**CHALLENGE**
Every entry that follows should be reproduced exactly.

- - -

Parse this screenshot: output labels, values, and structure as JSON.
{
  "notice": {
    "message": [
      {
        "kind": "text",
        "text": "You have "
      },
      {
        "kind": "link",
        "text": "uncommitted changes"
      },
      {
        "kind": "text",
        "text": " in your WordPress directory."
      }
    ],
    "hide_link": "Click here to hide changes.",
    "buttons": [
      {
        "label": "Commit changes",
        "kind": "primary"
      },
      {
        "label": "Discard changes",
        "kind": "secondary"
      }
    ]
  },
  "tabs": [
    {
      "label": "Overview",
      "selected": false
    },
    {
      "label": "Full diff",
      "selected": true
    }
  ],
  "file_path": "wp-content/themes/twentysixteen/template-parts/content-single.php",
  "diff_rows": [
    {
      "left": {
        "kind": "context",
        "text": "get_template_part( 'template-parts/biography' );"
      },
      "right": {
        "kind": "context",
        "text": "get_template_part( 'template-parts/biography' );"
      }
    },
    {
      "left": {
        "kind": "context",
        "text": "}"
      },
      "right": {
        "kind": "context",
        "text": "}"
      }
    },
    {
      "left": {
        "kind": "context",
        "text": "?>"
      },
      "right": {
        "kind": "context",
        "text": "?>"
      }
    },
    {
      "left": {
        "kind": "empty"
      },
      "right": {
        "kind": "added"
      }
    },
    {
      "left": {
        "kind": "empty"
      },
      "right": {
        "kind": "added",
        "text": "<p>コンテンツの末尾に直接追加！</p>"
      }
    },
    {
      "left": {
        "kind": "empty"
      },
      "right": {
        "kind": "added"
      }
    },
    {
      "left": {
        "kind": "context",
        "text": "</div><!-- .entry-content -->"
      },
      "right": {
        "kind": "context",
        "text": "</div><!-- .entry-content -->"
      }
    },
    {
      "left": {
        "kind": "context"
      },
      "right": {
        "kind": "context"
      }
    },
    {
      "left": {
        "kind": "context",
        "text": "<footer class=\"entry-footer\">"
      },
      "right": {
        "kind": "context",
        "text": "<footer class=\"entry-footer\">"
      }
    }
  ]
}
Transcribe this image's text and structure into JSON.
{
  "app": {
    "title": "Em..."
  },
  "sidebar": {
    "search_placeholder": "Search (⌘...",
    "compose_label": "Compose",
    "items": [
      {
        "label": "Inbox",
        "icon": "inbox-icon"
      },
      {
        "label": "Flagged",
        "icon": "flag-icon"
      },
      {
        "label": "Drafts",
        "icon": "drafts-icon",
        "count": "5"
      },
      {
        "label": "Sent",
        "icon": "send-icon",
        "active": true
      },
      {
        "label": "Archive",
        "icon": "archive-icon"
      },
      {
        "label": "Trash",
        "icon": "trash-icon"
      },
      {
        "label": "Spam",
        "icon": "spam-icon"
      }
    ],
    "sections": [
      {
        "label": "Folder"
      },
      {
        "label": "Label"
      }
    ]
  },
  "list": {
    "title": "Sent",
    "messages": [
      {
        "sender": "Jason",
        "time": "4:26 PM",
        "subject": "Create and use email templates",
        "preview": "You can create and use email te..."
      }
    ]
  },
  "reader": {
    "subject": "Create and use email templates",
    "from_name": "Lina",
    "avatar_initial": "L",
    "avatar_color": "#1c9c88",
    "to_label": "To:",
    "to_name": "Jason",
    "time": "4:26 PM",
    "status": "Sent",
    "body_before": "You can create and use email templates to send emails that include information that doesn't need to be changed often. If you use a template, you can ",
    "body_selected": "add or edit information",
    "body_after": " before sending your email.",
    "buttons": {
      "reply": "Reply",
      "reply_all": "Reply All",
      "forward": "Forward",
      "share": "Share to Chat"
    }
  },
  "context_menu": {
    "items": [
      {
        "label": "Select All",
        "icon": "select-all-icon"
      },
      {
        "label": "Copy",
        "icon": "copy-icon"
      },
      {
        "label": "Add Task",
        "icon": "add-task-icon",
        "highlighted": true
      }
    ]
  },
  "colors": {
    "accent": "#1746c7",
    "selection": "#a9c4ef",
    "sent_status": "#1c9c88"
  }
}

- - -

**ANSWER TO THIS PROBLEM**
Parse this screenshot: output labels, values, and structure as JSON.
{
  "notice": {
    "message": [
      {
        "kind": "text",
        "text": "You have "
      },
      {
        "kind": "link",
        "text": "uncommitted changes"
      },
      {
        "kind": "text",
        "text": " in your WordPress directory."
      }
    ],
    "hide_link": "Click here to hide changes.",
    "buttons": [
      {
        "label": "Commit changes",
        "kind": "primary"
      },
      {
        "label": "Discard changes",
        "kind": "secondary"
      }
    ]
  },
  "tabs": [
    {
      "label": "Overview",
      "selected": false
    },
    {
      "label": "Full diff",
      "selected": true
    }
  ],
  "file_path": "wp-content/themes/twentysixteen/template-parts/content-single.php",
  "diff_rows": [
    {
      "left": {
        "kind": "context",
        "text": "get_template_part( 'template-parts/biography' );"
      },
      "right": {
        "kind": "context",
        "text": "get_template_part( 'template-parts/biography' );"
      }
    },
    {
      "left": {
        "kind": "context",
        "text": "}"
      },
      "right": {
        "kind": "context",
        "text": "}"
      }
    },
    {
      "left": {
        "kind": "context",
        "text": "?>"
      },
      "right": {
        "kind": "context",
        "text": "?>"
      }
    },
    {
      "left": {
        "kind": "empty"
      },
      "right": {
        "kind": "added"
      }
    },
    {
      "left": {
        "kind": "empty"
      },
      "right": {
        "kind": "added",
        "text": "<p>コンテンツの末尾に直接追加！</p>"
      }
    },
    {
      "left": {
        "kind": "empty"
      },
      "right": {
        "kind": "added"
      }
    },
    {
      "left": {
        "kind": "context",
        "text": "</div><!-- .entry-content -->"
      },
      "right": {
        "kind": "context",
        "text": "</div><!-- .entry-content -->"
      }
    },
    {
      "left": {
        "kind": "context"
      },
      "right": {
        "kind": "context"
      }
    },
    {
      "left": {
        "kind": "context",
        "text": "<footer class=\"entry-footer\">"
      },
      "right": {
        "kind": "context",
        "text": "<footer class=\"entry-footer\">"
      }
    }
  ]
}
Transcribe this image's text and structure into JSON.
{
  "app": {
    "title": "Em..."
  },
  "sidebar": {
    "search_placeholder": "Search (⌘...",
    "compose_label": "Compose",
    "items": [
      {
        "label": "Inbox",
        "icon": "inbox-icon"
      },
      {
        "label": "Flagged",
        "icon": "flag-icon"
      },
      {
        "label": "Drafts",
        "icon": "drafts-icon",
        "count": "5"
      },
      {
        "label": "Sent",
        "icon": "send-icon",
        "active": true
      },
      {
        "label": "Archive",
        "icon": "archive-icon"
      },
      {
        "label": "Trash",
        "icon": "trash-icon"
      },
      {
        "label": "Spam",
        "icon": "spam-icon"
      }
    ],
    "sections": [
      {
        "label": "Folder"
      },
      {
        "label": "Label"
      }
    ]
  },
  "list": {
    "title": "Sent",
    "messages": [
      {
        "sender": "Jason",
        "time": "4:26 PM",
        "subject": "Create and use email templates",
        "preview": "You can create and use email te..."
      }
    ]
  },
  "reader": {
    "subject": "Create and use email templates",
    "from_name": "Lina",
    "avatar_initial": "L",
    "avatar_color": "#1c9c88",
    "to_label": "To:",
    "to_name": "Jason",
    "time": "4:26 PM",
    "status": "Sent",
    "body_before": "You can create and use email templates to send emails that include information that doesn't need to be changed often. If you use a template, you can ",
    "body_selected": "add or edit information",
    "body_after": " before sending your email.",
    "buttons": {
      "reply": "Reply",
      "reply_all": "Reply All",
      "forward": "Forward",
      "share": "Share to Chat"
    }
  },
  "context_menu": {
    "items": [
      {
        "label": "Select All",
        "icon": "select-all-icon"
      },
      {
        "label": "Copy",
        "icon": "copy-icon"
      },
      {
        "label": "Add Task",
        "icon": "add-task-icon",
        "highlighted": true
      }
    ]
  },
  "colors": {
    "accent": "#1746c7",
    "selection": "#a9c4ef",
    "sent_status": "#1c9c88"
  }
}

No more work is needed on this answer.